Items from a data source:
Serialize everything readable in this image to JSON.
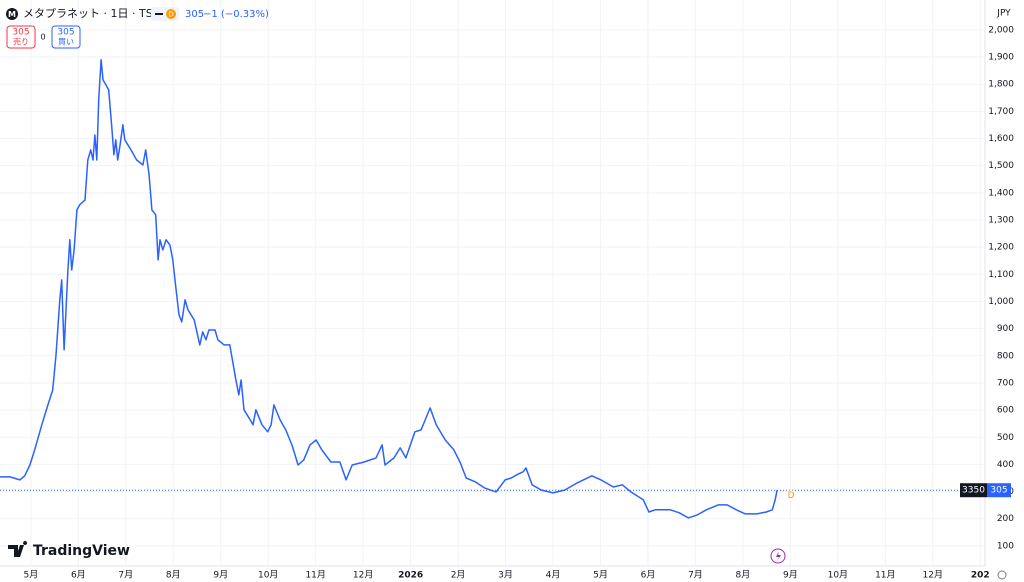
{
  "header": {
    "interval_badge": "D",
    "last": "305",
    "change": "−1 (−0.33%)",
    "sell": "305",
    "sell_label": "売り",
    "spread": "0",
    "buy": "305",
    "buy_label": "買い",
    "currency": "JPY",
    "countdown": "3350",
    "price_label": "305",
    "marker_label": "D",
    "logo": "TradingView"
  },
  "chart_data": {
    "type": "line",
    "title": "メタプラネット · 1日 · TSE",
    "x": [
      4.35,
      4.56,
      4.77,
      4.87,
      4.98,
      5.08,
      5.23,
      5.36,
      5.46,
      5.53,
      5.61,
      5.65,
      5.7,
      5.78,
      5.82,
      5.86,
      5.91,
      5.97,
      6.03,
      6.14,
      6.2,
      6.26,
      6.31,
      6.35,
      6.39,
      6.43,
      6.48,
      6.52,
      6.64,
      6.71,
      6.75,
      6.79,
      6.83,
      6.88,
      6.94,
      6.98,
      7.11,
      7.23,
      7.36,
      7.42,
      7.49,
      7.55,
      7.63,
      7.68,
      7.72,
      7.78,
      7.85,
      7.93,
      7.99,
      8.06,
      8.12,
      8.18,
      8.25,
      8.31,
      8.44,
      8.56,
      8.62,
      8.69,
      8.75,
      8.88,
      8.94,
      9.07,
      9.19,
      9.32,
      9.38,
      9.43,
      9.49,
      9.62,
      9.68,
      9.74,
      9.87,
      9.99,
      10.06,
      10.12,
      10.25,
      10.37,
      10.5,
      10.63,
      10.75,
      10.88,
      11.01,
      11.13,
      11.32,
      11.51,
      11.64,
      11.77,
      12.02,
      12.27,
      12.4,
      12.46,
      12.65,
      12.78,
      12.9,
      13.09,
      13.22,
      13.35,
      13.41,
      13.54,
      13.73,
      13.91,
      14.04,
      14.17,
      14.36,
      14.55,
      14.8,
      14.99,
      15.12,
      15.24,
      15.37,
      15.43,
      15.56,
      15.75,
      16.0,
      16.25,
      16.51,
      16.82,
      17.01,
      17.27,
      17.46,
      17.64,
      17.9,
      18.02,
      18.15,
      18.28,
      18.47,
      18.66,
      18.85,
      19.04,
      19.23,
      19.48,
      19.67,
      19.86,
      20.05,
      20.3,
      20.49,
      20.62,
      20.68,
      20.72
    ],
    "series": [
      {
        "name": "メタプラネット",
        "color": "#2962ff",
        "values": [
          354,
          354,
          343,
          358,
          398,
          454,
          546,
          619,
          674,
          803,
          1006,
          1079,
          822,
          1116,
          1227,
          1116,
          1190,
          1337,
          1356,
          1374,
          1521,
          1558,
          1521,
          1613,
          1521,
          1742,
          1890,
          1816,
          1779,
          1632,
          1540,
          1595,
          1521,
          1577,
          1650,
          1595,
          1558,
          1521,
          1503,
          1558,
          1466,
          1337,
          1319,
          1153,
          1227,
          1190,
          1227,
          1208,
          1153,
          1043,
          951,
          925,
          1006,
          969,
          932,
          840,
          888,
          859,
          895,
          895,
          859,
          840,
          840,
          711,
          656,
          711,
          601,
          564,
          546,
          601,
          546,
          520,
          546,
          619,
          564,
          527,
          472,
          398,
          417,
          472,
          490,
          454,
          409,
          409,
          343,
          398,
          409,
          424,
          472,
          398,
          424,
          461,
          424,
          520,
          527,
          582,
          608,
          546,
          490,
          454,
          409,
          350,
          336,
          314,
          299,
          343,
          350,
          362,
          373,
          387,
          325,
          306,
          295,
          306,
          332,
          358,
          343,
          317,
          325,
          299,
          270,
          225,
          233,
          233,
          233,
          222,
          203,
          214,
          233,
          251,
          251,
          233,
          218,
          218,
          225,
          233,
          270,
          305
        ]
      }
    ],
    "ylim": [
      26,
      2110
    ],
    "yticks": [
      100,
      200,
      300,
      400,
      500,
      600,
      700,
      800,
      900,
      {
        "value": 1000,
        "label": "1,000"
      },
      {
        "value": 1100,
        "label": "1,100"
      },
      {
        "value": 1200,
        "label": "1,200"
      },
      {
        "value": 1300,
        "label": "1,300"
      },
      {
        "value": 1400,
        "label": "1,400"
      },
      {
        "value": 1500,
        "label": "1,500"
      },
      {
        "value": 1600,
        "label": "1,600"
      },
      {
        "value": 1700,
        "label": "1,700"
      },
      {
        "value": 1800,
        "label": "1,800"
      },
      {
        "value": 1900,
        "label": "1,900"
      },
      {
        "value": 2000,
        "label": "2,000"
      }
    ],
    "xlim": [
      4.35,
      25.1
    ],
    "xticks": [
      {
        "value": 5,
        "label": "5月"
      },
      {
        "value": 6,
        "label": "6月"
      },
      {
        "value": 7,
        "label": "7月"
      },
      {
        "value": 8,
        "label": "8月"
      },
      {
        "value": 9,
        "label": "9月"
      },
      {
        "value": 10,
        "label": "10月"
      },
      {
        "value": 11,
        "label": "11月"
      },
      {
        "value": 12,
        "label": "12月"
      },
      {
        "value": 13,
        "label": "2026"
      },
      {
        "value": 14,
        "label": "2月"
      },
      {
        "value": 15,
        "label": "3月"
      },
      {
        "value": 16,
        "label": "4月"
      },
      {
        "value": 17,
        "label": "5月"
      },
      {
        "value": 18,
        "label": "6月"
      },
      {
        "value": 19,
        "label": "7月"
      },
      {
        "value": 20,
        "label": "8月"
      },
      {
        "value": 21,
        "label": "9月"
      },
      {
        "value": 22,
        "label": "10月"
      },
      {
        "value": 23,
        "label": "11月"
      },
      {
        "value": 24,
        "label": "12月"
      },
      {
        "value": 25,
        "label": "202"
      }
    ],
    "grid": true
  }
}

» Task requirements:
Repeat the records above exactly, leaving out any pictures they contain.

» Output:
Serialize everything readable in this image to JSON.
{
  "header": {
    "interval_badge": "D",
    "last": "305",
    "change": "−1 (−0.33%)",
    "sell": "305",
    "sell_label": "売り",
    "spread": "0",
    "buy": "305",
    "buy_label": "買い",
    "currency": "JPY",
    "countdown": "3350",
    "price_label": "305",
    "marker_label": "D",
    "logo": "TradingView"
  },
  "chart_data": {
    "type": "line",
    "title": "メタプラネット · 1日 · TSE",
    "x": [
      4.35,
      4.56,
      4.77,
      4.87,
      4.98,
      5.08,
      5.23,
      5.36,
      5.46,
      5.53,
      5.61,
      5.65,
      5.7,
      5.78,
      5.82,
      5.86,
      5.91,
      5.97,
      6.03,
      6.14,
      6.2,
      6.26,
      6.31,
      6.35,
      6.39,
      6.43,
      6.48,
      6.52,
      6.64,
      6.71,
      6.75,
      6.79,
      6.83,
      6.88,
      6.94,
      6.98,
      7.11,
      7.23,
      7.36,
      7.42,
      7.49,
      7.55,
      7.63,
      7.68,
      7.72,
      7.78,
      7.85,
      7.93,
      7.99,
      8.06,
      8.12,
      8.18,
      8.25,
      8.31,
      8.44,
      8.56,
      8.62,
      8.69,
      8.75,
      8.88,
      8.94,
      9.07,
      9.19,
      9.32,
      9.38,
      9.43,
      9.49,
      9.62,
      9.68,
      9.74,
      9.87,
      9.99,
      10.06,
      10.12,
      10.25,
      10.37,
      10.5,
      10.63,
      10.75,
      10.88,
      11.01,
      11.13,
      11.32,
      11.51,
      11.64,
      11.77,
      12.02,
      12.27,
      12.4,
      12.46,
      12.65,
      12.78,
      12.9,
      13.09,
      13.22,
      13.35,
      13.41,
      13.54,
      13.73,
      13.91,
      14.04,
      14.17,
      14.36,
      14.55,
      14.8,
      14.99,
      15.12,
      15.24,
      15.37,
      15.43,
      15.56,
      15.75,
      16.0,
      16.25,
      16.51,
      16.82,
      17.01,
      17.27,
      17.46,
      17.64,
      17.9,
      18.02,
      18.15,
      18.28,
      18.47,
      18.66,
      18.85,
      19.04,
      19.23,
      19.48,
      19.67,
      19.86,
      20.05,
      20.3,
      20.49,
      20.62,
      20.68,
      20.72
    ],
    "series": [
      {
        "name": "メタプラネット",
        "color": "#2962ff",
        "values": [
          354,
          354,
          343,
          358,
          398,
          454,
          546,
          619,
          674,
          803,
          1006,
          1079,
          822,
          1116,
          1227,
          1116,
          1190,
          1337,
          1356,
          1374,
          1521,
          1558,
          1521,
          1613,
          1521,
          1742,
          1890,
          1816,
          1779,
          1632,
          1540,
          1595,
          1521,
          1577,
          1650,
          1595,
          1558,
          1521,
          1503,
          1558,
          1466,
          1337,
          1319,
          1153,
          1227,
          1190,
          1227,
          1208,
          1153,
          1043,
          951,
          925,
          1006,
          969,
          932,
          840,
          888,
          859,
          895,
          895,
          859,
          840,
          840,
          711,
          656,
          711,
          601,
          564,
          546,
          601,
          546,
          520,
          546,
          619,
          564,
          527,
          472,
          398,
          417,
          472,
          490,
          454,
          409,
          409,
          343,
          398,
          409,
          424,
          472,
          398,
          424,
          461,
          424,
          520,
          527,
          582,
          608,
          546,
          490,
          454,
          409,
          350,
          336,
          314,
          299,
          343,
          350,
          362,
          373,
          387,
          325,
          306,
          295,
          306,
          332,
          358,
          343,
          317,
          325,
          299,
          270,
          225,
          233,
          233,
          233,
          222,
          203,
          214,
          233,
          251,
          251,
          233,
          218,
          218,
          225,
          233,
          270,
          305
        ]
      }
    ],
    "ylim": [
      26,
      2110
    ],
    "yticks": [
      100,
      200,
      300,
      400,
      500,
      600,
      700,
      800,
      900,
      {
        "value": 1000,
        "label": "1,000"
      },
      {
        "value": 1100,
        "label": "1,100"
      },
      {
        "value": 1200,
        "label": "1,200"
      },
      {
        "value": 1300,
        "label": "1,300"
      },
      {
        "value": 1400,
        "label": "1,400"
      },
      {
        "value": 1500,
        "label": "1,500"
      },
      {
        "value": 1600,
        "label": "1,600"
      },
      {
        "value": 1700,
        "label": "1,700"
      },
      {
        "value": 1800,
        "label": "1,800"
      },
      {
        "value": 1900,
        "label": "1,900"
      },
      {
        "value": 2000,
        "label": "2,000"
      }
    ],
    "xlim": [
      4.35,
      25.1
    ],
    "xticks": [
      {
        "value": 5,
        "label": "5月"
      },
      {
        "value": 6,
        "label": "6月"
      },
      {
        "value": 7,
        "label": "7月"
      },
      {
        "value": 8,
        "label": "8月"
      },
      {
        "value": 9,
        "label": "9月"
      },
      {
        "value": 10,
        "label": "10月"
      },
      {
        "value": 11,
        "label": "11月"
      },
      {
        "value": 12,
        "label": "12月"
      },
      {
        "value": 13,
        "label": "2026"
      },
      {
        "value": 14,
        "label": "2月"
      },
      {
        "value": 15,
        "label": "3月"
      },
      {
        "value": 16,
        "label": "4月"
      },
      {
        "value": 17,
        "label": "5月"
      },
      {
        "value": 18,
        "label": "6月"
      },
      {
        "value": 19,
        "label": "7月"
      },
      {
        "value": 20,
        "label": "8月"
      },
      {
        "value": 21,
        "label": "9月"
      },
      {
        "value": 22,
        "label": "10月"
      },
      {
        "value": 23,
        "label": "11月"
      },
      {
        "value": 24,
        "label": "12月"
      },
      {
        "value": 25,
        "label": "202"
      }
    ],
    "grid": true
  }
}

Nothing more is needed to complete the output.